### MATERIAL FOR THIS TASK ###

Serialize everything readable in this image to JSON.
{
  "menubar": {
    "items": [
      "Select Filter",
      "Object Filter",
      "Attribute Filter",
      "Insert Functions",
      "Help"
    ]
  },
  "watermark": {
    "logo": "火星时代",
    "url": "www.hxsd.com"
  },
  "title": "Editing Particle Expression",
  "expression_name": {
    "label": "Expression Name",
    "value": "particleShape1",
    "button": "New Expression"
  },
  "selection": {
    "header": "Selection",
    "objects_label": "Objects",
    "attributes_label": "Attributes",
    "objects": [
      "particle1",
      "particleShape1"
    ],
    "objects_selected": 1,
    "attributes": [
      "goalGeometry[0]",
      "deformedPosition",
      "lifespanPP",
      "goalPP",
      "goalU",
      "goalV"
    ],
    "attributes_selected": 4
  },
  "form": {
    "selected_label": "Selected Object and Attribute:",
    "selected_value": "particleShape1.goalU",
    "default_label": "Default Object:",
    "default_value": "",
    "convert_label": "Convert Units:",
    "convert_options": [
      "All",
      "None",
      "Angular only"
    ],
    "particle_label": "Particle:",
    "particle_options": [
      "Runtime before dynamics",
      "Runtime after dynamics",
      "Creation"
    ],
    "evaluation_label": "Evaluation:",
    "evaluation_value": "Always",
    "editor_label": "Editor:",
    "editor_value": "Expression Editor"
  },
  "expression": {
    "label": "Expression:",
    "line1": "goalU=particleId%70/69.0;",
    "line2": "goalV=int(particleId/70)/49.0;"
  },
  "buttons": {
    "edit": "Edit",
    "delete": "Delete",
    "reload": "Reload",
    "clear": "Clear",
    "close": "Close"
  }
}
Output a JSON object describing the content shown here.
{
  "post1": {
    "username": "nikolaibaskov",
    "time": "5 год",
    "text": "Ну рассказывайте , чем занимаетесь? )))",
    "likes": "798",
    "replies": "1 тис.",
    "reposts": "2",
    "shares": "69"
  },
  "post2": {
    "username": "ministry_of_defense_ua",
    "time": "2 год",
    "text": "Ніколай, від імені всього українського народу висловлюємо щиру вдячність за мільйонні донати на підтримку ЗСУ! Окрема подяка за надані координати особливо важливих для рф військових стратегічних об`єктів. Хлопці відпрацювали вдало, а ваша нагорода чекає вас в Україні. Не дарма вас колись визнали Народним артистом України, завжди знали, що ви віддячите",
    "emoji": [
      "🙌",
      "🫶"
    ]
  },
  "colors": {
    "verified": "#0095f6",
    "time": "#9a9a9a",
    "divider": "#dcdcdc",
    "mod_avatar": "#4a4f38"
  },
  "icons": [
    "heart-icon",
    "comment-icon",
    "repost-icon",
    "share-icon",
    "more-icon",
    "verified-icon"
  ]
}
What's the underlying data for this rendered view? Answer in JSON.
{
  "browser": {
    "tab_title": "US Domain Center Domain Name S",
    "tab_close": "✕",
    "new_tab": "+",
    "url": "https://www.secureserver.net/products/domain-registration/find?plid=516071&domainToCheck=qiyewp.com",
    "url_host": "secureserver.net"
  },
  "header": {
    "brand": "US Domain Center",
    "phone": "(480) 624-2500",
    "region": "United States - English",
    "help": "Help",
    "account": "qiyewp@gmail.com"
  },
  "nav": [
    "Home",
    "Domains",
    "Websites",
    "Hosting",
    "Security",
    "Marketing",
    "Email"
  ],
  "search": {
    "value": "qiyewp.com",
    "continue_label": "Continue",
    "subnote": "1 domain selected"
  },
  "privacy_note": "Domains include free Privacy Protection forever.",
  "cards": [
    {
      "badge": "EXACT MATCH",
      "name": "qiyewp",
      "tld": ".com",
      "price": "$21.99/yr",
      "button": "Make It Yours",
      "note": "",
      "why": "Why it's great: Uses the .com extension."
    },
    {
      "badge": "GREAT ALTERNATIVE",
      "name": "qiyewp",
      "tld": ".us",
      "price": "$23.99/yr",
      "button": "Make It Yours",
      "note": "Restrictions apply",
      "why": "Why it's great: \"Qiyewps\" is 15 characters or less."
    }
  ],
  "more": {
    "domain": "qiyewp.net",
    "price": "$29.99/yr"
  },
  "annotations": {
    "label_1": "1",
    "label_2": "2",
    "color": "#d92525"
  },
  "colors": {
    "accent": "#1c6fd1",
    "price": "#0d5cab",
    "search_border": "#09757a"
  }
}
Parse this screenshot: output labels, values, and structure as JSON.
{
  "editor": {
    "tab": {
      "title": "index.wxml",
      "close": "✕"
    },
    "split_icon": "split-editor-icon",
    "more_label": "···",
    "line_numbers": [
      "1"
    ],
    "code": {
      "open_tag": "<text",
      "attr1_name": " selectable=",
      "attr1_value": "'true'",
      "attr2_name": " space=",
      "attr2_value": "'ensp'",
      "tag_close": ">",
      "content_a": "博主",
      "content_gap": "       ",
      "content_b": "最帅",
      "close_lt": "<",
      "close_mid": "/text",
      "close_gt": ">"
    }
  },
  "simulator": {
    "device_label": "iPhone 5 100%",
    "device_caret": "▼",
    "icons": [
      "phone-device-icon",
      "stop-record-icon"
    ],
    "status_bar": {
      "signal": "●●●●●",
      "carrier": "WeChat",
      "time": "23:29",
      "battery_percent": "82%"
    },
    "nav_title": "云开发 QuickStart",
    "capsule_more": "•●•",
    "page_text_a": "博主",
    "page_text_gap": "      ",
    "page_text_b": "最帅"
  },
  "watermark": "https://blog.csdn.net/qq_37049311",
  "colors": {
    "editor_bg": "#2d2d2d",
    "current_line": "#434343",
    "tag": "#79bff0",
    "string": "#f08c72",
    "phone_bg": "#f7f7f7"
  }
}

###

- _EXERCISE TASK_
From the records above, extract every entry exactly as given.

- _IN RESPONSE_
Serialize everything readable in this image to JSON.
{
  "menubar": {
    "items": [
      "Select Filter",
      "Object Filter",
      "Attribute Filter",
      "Insert Functions",
      "Help"
    ]
  },
  "watermark": {
    "logo": "火星时代",
    "url": "www.hxsd.com"
  },
  "title": "Editing Particle Expression",
  "expression_name": {
    "label": "Expression Name",
    "value": "particleShape1",
    "button": "New Expression"
  },
  "selection": {
    "header": "Selection",
    "objects_label": "Objects",
    "attributes_label": "Attributes",
    "objects": [
      "particle1",
      "particleShape1"
    ],
    "objects_selected": 1,
    "attributes": [
      "goalGeometry[0]",
      "deformedPosition",
      "lifespanPP",
      "goalPP",
      "goalU",
      "goalV"
    ],
    "attributes_selected": 4
  },
  "form": {
    "selected_label": "Selected Object and Attribute:",
    "selected_value": "particleShape1.goalU",
    "default_label": "Default Object:",
    "default_value": "",
    "convert_label": "Convert Units:",
    "convert_options": [
      "All",
      "None",
      "Angular only"
    ],
    "particle_label": "Particle:",
    "particle_options": [
      "Runtime before dynamics",
      "Runtime after dynamics",
      "Creation"
    ],
    "evaluation_label": "Evaluation:",
    "evaluation_value": "Always",
    "editor_label": "Editor:",
    "editor_value": "Expression Editor"
  },
  "expression": {
    "label": "Expression:",
    "line1": "goalU=particleId%70/69.0;",
    "line2": "goalV=int(particleId/70)/49.0;"
  },
  "buttons": {
    "edit": "Edit",
    "delete": "Delete",
    "reload": "Reload",
    "clear": "Clear",
    "close": "Close"
  }
}
Output a JSON object describing the content shown here.
{
  "post1": {
    "username": "nikolaibaskov",
    "time": "5 год",
    "text": "Ну рассказывайте , чем занимаетесь? )))",
    "likes": "798",
    "replies": "1 тис.",
    "reposts": "2",
    "shares": "69"
  },
  "post2": {
    "username": "ministry_of_defense_ua",
    "time": "2 год",
    "text": "Ніколай, від імені всього українського народу висловлюємо щиру вдячність за мільйонні донати на підтримку ЗСУ! Окрема подяка за надані координати особливо важливих для рф військових стратегічних об`єктів. Хлопці відпрацювали вдало, а ваша нагорода чекає вас в Україні. Не дарма вас колись визнали Народним артистом України, завжди знали, що ви віддячите",
    "emoji": [
      "🙌",
      "🫶"
    ]
  },
  "colors": {
    "verified": "#0095f6",
    "time": "#9a9a9a",
    "divider": "#dcdcdc",
    "mod_avatar": "#4a4f38"
  },
  "icons": [
    "heart-icon",
    "comment-icon",
    "repost-icon",
    "share-icon",
    "more-icon",
    "verified-icon"
  ]
}
What's the underlying data for this rendered view? Answer in JSON.
{
  "browser": {
    "tab_title": "US Domain Center Domain Name S",
    "tab_close": "✕",
    "new_tab": "+",
    "url": "https://www.secureserver.net/products/domain-registration/find?plid=516071&domainToCheck=qiyewp.com",
    "url_host": "secureserver.net"
  },
  "header": {
    "brand": "US Domain Center",
    "phone": "(480) 624-2500",
    "region": "United States - English",
    "help": "Help",
    "account": "qiyewp@gmail.com"
  },
  "nav": [
    "Home",
    "Domains",
    "Websites",
    "Hosting",
    "Security",
    "Marketing",
    "Email"
  ],
  "search": {
    "value": "qiyewp.com",
    "continue_label": "Continue",
    "subnote": "1 domain selected"
  },
  "privacy_note": "Domains include free Privacy Protection forever.",
  "cards": [
    {
      "badge": "EXACT MATCH",
      "name": "qiyewp",
      "tld": ".com",
      "price": "$21.99/yr",
      "button": "Make It Yours",
      "note": "",
      "why": "Why it's great: Uses the .com extension."
    },
    {
      "badge": "GREAT ALTERNATIVE",
      "name": "qiyewp",
      "tld": ".us",
      "price": "$23.99/yr",
      "button": "Make It Yours",
      "note": "Restrictions apply",
      "why": "Why it's great: \"Qiyewps\" is 15 characters or less."
    }
  ],
  "more": {
    "domain": "qiyewp.net",
    "price": "$29.99/yr"
  },
  "annotations": {
    "label_1": "1",
    "label_2": "2",
    "color": "#d92525"
  },
  "colors": {
    "accent": "#1c6fd1",
    "price": "#0d5cab",
    "search_border": "#09757a"
  }
}
Parse this screenshot: output labels, values, and structure as JSON.
{
  "editor": {
    "tab": {
      "title": "index.wxml",
      "close": "✕"
    },
    "split_icon": "split-editor-icon",
    "more_label": "···",
    "line_numbers": [
      "1"
    ],
    "code": {
      "open_tag": "<text",
      "attr1_name": " selectable=",
      "attr1_value": "'true'",
      "attr2_name": " space=",
      "attr2_value": "'ensp'",
      "tag_close": ">",
      "content_a": "博主",
      "content_gap": "       ",
      "content_b": "最帅",
      "close_lt": "<",
      "close_mid": "/text",
      "close_gt": ">"
    }
  },
  "simulator": {
    "device_label": "iPhone 5 100%",
    "device_caret": "▼",
    "icons": [
      "phone-device-icon",
      "stop-record-icon"
    ],
    "status_bar": {
      "signal": "●●●●●",
      "carrier": "WeChat",
      "time": "23:29",
      "battery_percent": "82%"
    },
    "nav_title": "云开发 QuickStart",
    "capsule_more": "•●•",
    "page_text_a": "博主",
    "page_text_gap": "      ",
    "page_text_b": "最帅"
  },
  "watermark": "https://blog.csdn.net/qq_37049311",
  "colors": {
    "editor_bg": "#2d2d2d",
    "current_line": "#434343",
    "tag": "#79bff0",
    "string": "#f08c72",
    "phone_bg": "#f7f7f7"
  }
}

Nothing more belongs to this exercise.